### WHAT IS ASKED
Count how many lines hold the string "entonces". Give that number alone.

** Begin SUPPLIED MATERIAL **

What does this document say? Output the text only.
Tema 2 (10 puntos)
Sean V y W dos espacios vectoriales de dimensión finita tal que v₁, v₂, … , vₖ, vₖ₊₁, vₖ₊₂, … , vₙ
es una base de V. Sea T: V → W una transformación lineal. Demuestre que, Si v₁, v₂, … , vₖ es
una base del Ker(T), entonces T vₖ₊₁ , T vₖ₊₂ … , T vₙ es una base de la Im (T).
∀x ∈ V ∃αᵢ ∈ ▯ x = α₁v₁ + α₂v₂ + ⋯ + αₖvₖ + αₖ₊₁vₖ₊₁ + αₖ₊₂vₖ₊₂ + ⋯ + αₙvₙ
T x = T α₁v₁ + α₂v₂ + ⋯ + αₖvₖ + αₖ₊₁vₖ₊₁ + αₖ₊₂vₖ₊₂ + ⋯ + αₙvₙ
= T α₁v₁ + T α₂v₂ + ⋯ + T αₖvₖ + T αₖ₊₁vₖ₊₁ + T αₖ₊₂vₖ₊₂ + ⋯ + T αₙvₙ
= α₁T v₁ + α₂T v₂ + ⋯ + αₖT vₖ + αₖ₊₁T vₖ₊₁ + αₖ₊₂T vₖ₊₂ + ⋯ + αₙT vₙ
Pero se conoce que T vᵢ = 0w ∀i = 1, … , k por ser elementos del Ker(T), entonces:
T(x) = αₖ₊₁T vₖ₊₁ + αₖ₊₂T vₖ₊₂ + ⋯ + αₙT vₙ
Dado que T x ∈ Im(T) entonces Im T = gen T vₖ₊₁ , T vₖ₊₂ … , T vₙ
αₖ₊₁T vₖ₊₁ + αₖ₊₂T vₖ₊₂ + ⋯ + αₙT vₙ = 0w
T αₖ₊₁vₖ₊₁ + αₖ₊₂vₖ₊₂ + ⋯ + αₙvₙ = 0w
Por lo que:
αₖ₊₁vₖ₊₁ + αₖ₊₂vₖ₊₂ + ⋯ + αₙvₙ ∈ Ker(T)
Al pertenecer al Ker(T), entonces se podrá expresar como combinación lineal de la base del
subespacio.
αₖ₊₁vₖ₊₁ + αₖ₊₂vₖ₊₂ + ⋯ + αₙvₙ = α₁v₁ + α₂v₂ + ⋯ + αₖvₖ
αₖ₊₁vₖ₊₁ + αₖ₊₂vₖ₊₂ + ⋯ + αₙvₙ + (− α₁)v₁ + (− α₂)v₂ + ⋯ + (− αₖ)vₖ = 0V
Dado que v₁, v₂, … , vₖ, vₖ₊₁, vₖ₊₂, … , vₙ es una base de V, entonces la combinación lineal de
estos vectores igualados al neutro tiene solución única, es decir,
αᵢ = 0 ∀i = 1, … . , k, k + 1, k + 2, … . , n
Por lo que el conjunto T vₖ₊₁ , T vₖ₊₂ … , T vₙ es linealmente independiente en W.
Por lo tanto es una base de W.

** End SUPPLIED MATERIAL **

### THE COMPLETED TASK
5